### Problem
Reproduce the records below exactly as they appear.

-.-.-

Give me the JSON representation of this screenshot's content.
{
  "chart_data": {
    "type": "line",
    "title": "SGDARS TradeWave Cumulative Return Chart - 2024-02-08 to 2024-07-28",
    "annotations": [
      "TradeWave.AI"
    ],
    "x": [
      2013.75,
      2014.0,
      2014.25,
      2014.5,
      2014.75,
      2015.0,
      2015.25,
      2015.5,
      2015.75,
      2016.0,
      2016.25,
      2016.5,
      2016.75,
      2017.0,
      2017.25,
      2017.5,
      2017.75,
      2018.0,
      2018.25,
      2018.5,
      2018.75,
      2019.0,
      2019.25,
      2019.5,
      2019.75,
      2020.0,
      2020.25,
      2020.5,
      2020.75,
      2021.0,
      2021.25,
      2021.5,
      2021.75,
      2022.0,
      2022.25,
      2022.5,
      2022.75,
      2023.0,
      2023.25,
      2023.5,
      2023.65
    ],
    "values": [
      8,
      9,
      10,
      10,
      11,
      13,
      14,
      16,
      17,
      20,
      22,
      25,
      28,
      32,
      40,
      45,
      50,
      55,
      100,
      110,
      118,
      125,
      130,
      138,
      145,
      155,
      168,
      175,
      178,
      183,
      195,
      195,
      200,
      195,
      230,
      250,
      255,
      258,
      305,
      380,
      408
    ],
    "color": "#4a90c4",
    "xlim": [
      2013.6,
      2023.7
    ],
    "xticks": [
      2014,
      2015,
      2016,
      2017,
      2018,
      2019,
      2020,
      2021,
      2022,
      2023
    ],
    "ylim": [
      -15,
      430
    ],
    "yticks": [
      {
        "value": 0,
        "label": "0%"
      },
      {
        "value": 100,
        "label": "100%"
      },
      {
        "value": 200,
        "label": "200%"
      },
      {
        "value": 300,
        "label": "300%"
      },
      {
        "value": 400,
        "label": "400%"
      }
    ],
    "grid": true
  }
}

-.-.-

### Answer below
Give me the JSON representation of this screenshot's content.
{
  "chart_data": {
    "type": "line",
    "title": "SGDARS TradeWave Cumulative Return Chart - 2024-02-08 to 2024-07-28",
    "annotations": [
      "TradeWave.AI"
    ],
    "x": [
      2013.75,
      2014.0,
      2014.25,
      2014.5,
      2014.75,
      2015.0,
      2015.25,
      2015.5,
      2015.75,
      2016.0,
      2016.25,
      2016.5,
      2016.75,
      2017.0,
      2017.25,
      2017.5,
      2017.75,
      2018.0,
      2018.25,
      2018.5,
      2018.75,
      2019.0,
      2019.25,
      2019.5,
      2019.75,
      2020.0,
      2020.25,
      2020.5,
      2020.75,
      2021.0,
      2021.25,
      2021.5,
      2021.75,
      2022.0,
      2022.25,
      2022.5,
      2022.75,
      2023.0,
      2023.25,
      2023.5,
      2023.65
    ],
    "values": [
      8,
      9,
      10,
      10,
      11,
      13,
      14,
      16,
      17,
      20,
      22,
      25,
      28,
      32,
      40,
      45,
      50,
      55,
      100,
      110,
      118,
      125,
      130,
      138,
      145,
      155,
      168,
      175,
      178,
      183,
      195,
      195,
      200,
      195,
      230,
      250,
      255,
      258,
      305,
      380,
      408
    ],
    "color": "#4a90c4",
    "xlim": [
      2013.6,
      2023.7
    ],
    "xticks": [
      2014,
      2015,
      2016,
      2017,
      2018,
      2019,
      2020,
      2021,
      2022,
      2023
    ],
    "ylim": [
      -15,
      430
    ],
    "yticks": [
      {
        "value": 0,
        "label": "0%"
      },
      {
        "value": 100,
        "label": "100%"
      },
      {
        "value": 200,
        "label": "200%"
      },
      {
        "value": 300,
        "label": "300%"
      },
      {
        "value": 400,
        "label": "400%"
      }
    ],
    "grid": true
  }
}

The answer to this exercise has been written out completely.